- _SHORT TASK_: Of the lines in the entries, how many hold the word "pauvres"? Give that number alone.

- _MATERIAL SHOWN_:
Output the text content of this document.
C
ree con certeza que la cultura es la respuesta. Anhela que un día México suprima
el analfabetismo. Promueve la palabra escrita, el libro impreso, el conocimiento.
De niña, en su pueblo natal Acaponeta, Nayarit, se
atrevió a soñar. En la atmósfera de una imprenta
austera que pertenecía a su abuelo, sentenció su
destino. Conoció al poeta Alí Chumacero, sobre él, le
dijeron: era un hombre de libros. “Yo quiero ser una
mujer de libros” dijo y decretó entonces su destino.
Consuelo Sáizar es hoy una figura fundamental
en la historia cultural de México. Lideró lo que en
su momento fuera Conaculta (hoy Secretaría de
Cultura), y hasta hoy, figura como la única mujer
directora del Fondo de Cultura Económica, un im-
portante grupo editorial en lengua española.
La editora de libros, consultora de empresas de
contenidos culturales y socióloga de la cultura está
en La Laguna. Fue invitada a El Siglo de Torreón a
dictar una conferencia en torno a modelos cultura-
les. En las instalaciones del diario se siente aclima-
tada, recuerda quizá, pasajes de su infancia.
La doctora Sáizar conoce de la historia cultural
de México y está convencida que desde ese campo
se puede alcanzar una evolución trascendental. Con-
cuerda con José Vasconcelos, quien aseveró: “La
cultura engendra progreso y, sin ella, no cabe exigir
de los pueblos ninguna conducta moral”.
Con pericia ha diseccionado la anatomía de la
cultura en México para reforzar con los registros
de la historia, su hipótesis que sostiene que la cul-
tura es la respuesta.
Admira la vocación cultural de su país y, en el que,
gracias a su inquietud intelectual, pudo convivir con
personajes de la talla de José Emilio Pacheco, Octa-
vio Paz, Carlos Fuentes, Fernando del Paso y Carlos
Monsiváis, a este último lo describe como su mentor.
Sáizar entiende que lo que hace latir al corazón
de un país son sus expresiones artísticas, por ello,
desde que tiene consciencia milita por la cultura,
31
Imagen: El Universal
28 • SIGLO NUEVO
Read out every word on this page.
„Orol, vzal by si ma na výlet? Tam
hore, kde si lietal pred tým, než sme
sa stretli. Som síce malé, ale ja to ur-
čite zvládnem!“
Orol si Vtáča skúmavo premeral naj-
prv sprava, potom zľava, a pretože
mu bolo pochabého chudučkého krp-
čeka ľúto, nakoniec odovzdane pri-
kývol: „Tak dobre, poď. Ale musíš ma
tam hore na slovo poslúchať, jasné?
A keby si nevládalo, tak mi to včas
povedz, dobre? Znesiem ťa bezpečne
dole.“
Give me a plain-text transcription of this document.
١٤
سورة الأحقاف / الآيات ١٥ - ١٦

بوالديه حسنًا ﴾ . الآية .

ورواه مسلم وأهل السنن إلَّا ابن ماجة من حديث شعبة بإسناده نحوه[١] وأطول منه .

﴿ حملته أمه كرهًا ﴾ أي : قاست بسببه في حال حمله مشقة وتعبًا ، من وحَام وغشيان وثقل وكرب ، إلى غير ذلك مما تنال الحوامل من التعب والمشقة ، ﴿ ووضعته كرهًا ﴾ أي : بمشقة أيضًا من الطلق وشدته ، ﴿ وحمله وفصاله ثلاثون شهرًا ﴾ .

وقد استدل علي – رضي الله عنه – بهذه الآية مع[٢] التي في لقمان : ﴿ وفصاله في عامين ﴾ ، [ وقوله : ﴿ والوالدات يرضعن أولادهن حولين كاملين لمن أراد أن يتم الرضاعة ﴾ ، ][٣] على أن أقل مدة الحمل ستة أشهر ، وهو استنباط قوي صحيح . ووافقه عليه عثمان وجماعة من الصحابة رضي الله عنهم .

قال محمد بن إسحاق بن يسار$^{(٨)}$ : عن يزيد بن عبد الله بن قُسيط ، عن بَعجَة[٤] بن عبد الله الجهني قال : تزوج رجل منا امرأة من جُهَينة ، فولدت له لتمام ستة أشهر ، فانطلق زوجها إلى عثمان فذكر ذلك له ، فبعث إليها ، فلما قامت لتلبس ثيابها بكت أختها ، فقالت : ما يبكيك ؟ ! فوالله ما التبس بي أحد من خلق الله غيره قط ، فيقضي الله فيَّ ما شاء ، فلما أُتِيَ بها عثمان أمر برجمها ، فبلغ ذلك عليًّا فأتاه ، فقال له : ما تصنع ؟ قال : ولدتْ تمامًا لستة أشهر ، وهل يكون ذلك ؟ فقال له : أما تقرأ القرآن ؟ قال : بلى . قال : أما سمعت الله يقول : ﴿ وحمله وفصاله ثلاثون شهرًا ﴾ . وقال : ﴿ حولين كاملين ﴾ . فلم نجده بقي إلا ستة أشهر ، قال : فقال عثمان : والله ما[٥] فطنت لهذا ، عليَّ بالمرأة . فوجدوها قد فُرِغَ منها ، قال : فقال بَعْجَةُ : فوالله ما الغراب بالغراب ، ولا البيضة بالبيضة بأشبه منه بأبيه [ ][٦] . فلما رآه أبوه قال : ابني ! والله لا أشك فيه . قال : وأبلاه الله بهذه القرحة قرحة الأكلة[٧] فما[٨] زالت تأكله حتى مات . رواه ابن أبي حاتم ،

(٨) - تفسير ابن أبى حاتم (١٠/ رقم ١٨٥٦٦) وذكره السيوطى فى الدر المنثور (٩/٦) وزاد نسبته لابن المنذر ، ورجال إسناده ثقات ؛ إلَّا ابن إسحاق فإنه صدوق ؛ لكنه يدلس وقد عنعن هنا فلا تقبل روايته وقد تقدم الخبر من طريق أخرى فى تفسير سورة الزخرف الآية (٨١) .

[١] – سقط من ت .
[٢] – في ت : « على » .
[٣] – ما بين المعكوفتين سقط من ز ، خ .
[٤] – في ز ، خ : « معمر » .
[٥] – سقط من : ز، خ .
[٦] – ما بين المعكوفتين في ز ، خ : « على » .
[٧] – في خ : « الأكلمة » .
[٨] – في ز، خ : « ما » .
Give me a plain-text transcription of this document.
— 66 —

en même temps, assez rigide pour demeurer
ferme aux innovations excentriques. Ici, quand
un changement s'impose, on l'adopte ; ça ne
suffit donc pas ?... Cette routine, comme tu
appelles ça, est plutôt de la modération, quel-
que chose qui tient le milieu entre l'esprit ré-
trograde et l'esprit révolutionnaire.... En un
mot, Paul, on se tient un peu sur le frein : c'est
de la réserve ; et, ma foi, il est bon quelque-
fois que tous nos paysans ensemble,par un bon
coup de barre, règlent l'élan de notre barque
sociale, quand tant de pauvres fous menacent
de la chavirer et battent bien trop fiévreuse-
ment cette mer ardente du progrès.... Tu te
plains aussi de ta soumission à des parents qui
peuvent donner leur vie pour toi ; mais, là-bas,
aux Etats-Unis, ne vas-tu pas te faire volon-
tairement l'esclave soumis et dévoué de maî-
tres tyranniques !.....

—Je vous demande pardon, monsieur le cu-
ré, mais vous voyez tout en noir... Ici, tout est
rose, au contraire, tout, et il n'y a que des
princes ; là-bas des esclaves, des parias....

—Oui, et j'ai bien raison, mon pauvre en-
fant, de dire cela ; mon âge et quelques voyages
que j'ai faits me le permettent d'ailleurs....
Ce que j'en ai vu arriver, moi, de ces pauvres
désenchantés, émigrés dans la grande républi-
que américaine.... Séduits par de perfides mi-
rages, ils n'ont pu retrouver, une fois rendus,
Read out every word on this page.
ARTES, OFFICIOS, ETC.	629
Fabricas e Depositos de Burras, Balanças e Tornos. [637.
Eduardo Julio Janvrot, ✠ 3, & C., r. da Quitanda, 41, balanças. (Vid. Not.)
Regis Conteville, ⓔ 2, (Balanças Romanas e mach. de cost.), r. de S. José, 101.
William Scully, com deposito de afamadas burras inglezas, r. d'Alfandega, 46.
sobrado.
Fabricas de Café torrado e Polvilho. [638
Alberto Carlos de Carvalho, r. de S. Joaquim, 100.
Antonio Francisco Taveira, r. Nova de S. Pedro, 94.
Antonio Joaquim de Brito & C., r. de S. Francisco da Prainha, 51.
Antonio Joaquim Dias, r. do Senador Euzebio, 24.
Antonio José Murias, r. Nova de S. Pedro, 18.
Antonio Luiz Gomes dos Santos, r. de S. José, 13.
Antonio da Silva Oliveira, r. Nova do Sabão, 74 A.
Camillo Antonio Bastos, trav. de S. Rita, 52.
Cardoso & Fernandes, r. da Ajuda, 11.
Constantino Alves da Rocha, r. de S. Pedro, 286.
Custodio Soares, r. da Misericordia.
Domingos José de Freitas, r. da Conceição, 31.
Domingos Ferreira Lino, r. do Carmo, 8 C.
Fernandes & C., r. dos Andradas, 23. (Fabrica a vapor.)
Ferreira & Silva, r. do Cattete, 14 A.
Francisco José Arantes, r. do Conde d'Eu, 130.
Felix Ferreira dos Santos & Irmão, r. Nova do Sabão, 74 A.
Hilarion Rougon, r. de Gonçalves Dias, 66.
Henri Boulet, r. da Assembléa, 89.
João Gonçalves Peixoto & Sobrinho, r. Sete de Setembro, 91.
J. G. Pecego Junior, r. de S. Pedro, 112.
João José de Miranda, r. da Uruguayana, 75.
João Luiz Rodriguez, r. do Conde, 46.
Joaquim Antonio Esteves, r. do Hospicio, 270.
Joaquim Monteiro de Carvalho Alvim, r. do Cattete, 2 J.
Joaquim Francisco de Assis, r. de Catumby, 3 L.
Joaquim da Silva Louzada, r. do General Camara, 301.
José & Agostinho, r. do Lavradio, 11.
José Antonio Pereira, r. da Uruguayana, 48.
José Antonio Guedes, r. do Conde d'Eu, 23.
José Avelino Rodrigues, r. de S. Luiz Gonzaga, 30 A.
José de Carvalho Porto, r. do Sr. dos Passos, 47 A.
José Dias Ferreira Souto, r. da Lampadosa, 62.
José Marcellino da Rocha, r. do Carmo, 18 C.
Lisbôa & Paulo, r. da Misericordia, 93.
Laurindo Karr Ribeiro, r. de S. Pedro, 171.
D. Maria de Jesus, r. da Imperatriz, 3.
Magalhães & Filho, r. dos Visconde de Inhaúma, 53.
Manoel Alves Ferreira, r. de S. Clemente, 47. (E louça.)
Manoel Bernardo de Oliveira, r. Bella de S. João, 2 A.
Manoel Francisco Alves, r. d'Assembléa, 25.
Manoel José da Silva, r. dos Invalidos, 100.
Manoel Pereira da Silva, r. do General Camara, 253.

- _TASK RESPONSE_: 2